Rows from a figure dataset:
+===+

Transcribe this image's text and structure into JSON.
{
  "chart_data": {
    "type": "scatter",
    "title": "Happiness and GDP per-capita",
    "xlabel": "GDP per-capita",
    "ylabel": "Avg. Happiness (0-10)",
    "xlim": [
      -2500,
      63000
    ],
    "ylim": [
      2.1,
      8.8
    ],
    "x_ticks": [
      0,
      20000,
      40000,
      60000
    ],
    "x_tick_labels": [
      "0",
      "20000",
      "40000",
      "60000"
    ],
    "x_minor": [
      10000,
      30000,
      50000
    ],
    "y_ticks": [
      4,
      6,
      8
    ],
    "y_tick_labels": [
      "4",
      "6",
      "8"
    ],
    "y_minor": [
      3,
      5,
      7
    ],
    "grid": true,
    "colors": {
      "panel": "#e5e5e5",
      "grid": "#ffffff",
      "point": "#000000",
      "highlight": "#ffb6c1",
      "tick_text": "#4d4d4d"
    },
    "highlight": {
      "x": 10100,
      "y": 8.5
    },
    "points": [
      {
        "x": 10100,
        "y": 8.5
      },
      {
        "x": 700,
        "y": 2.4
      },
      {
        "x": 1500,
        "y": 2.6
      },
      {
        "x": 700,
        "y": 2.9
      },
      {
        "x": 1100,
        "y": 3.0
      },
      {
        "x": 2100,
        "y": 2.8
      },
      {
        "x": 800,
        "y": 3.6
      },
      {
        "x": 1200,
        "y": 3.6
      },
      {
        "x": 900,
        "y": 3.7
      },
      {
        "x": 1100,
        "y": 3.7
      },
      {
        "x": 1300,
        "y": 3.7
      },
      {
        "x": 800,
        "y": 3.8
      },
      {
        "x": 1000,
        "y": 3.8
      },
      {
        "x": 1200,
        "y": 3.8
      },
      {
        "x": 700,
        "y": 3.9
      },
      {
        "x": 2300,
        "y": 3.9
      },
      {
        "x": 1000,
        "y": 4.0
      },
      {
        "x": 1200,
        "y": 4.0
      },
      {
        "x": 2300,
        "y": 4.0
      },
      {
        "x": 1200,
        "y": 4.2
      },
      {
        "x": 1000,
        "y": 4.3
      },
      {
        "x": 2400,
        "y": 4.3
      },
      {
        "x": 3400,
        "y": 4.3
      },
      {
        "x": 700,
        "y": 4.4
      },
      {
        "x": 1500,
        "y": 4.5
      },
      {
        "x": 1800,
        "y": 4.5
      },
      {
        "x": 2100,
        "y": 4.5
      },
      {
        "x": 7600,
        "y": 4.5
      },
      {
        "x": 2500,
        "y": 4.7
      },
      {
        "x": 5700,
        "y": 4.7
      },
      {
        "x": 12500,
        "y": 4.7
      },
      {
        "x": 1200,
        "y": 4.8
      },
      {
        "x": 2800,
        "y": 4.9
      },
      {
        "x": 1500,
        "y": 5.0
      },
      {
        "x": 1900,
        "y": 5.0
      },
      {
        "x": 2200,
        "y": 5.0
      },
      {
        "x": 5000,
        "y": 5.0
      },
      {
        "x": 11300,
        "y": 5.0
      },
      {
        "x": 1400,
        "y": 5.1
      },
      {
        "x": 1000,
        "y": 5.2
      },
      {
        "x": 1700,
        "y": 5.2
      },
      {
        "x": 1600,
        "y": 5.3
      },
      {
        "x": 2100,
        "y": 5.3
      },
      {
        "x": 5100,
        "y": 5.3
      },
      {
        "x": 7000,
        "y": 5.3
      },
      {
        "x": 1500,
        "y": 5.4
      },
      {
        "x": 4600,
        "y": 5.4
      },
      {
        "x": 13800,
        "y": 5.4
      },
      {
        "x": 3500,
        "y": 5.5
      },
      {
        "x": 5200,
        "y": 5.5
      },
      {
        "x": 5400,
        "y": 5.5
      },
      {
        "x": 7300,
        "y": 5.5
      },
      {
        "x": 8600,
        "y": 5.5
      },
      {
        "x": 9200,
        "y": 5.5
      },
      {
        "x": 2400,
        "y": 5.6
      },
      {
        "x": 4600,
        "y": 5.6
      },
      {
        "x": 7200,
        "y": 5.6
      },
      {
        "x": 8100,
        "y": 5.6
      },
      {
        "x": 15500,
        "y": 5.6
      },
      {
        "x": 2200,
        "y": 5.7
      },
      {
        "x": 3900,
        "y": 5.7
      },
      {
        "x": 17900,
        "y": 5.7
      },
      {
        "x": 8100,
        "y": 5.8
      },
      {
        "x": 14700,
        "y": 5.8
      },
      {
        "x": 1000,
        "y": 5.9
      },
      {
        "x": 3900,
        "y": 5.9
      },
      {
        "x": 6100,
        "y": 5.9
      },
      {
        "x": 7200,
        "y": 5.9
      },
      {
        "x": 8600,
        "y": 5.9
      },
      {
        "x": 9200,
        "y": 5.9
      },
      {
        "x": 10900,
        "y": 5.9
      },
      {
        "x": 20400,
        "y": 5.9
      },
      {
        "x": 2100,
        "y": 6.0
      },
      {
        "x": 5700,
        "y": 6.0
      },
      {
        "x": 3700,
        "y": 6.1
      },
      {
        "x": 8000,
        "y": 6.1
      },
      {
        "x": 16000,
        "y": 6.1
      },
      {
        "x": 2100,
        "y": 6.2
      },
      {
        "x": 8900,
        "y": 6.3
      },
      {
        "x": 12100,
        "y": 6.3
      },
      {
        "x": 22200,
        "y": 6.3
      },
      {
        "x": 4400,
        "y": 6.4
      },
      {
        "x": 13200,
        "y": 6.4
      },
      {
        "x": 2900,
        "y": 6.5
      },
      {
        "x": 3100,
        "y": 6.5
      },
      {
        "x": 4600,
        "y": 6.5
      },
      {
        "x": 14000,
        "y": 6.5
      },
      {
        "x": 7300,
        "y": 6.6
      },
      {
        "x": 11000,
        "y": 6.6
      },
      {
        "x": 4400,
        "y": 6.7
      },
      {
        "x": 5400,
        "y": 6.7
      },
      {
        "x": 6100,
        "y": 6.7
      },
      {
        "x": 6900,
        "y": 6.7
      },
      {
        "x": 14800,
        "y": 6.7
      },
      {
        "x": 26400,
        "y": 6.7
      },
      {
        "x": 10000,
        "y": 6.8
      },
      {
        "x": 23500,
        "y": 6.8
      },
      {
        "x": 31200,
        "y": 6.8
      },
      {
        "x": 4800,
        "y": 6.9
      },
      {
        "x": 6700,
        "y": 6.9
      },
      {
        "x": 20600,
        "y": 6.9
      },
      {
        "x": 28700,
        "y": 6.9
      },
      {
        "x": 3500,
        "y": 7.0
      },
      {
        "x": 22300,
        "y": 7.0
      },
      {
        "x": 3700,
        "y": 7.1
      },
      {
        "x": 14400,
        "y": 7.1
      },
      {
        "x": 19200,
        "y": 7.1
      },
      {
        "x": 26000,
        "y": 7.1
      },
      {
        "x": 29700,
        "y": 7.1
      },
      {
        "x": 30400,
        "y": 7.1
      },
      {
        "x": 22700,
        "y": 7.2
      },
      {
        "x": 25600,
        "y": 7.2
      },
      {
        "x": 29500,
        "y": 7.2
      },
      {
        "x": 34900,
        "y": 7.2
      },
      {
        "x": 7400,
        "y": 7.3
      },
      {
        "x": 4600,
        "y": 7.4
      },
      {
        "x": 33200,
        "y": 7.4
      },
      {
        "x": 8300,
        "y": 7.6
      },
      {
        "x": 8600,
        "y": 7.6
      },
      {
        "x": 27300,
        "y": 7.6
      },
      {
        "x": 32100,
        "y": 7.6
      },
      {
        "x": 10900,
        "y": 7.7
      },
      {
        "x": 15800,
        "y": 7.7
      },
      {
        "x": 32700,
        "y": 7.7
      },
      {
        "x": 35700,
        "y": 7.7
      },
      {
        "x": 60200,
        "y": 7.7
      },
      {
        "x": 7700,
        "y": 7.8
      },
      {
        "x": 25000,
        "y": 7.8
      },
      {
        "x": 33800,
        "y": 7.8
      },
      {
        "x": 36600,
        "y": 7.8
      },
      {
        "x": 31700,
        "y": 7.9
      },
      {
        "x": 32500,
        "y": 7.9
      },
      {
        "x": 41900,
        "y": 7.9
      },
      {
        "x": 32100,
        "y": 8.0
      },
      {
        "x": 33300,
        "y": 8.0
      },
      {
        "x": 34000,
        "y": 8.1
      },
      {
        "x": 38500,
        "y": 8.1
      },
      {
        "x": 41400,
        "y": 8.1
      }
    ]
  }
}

+===+

Count the lines of the listing above that include the word "Happiness" and state the total with nothing else.

2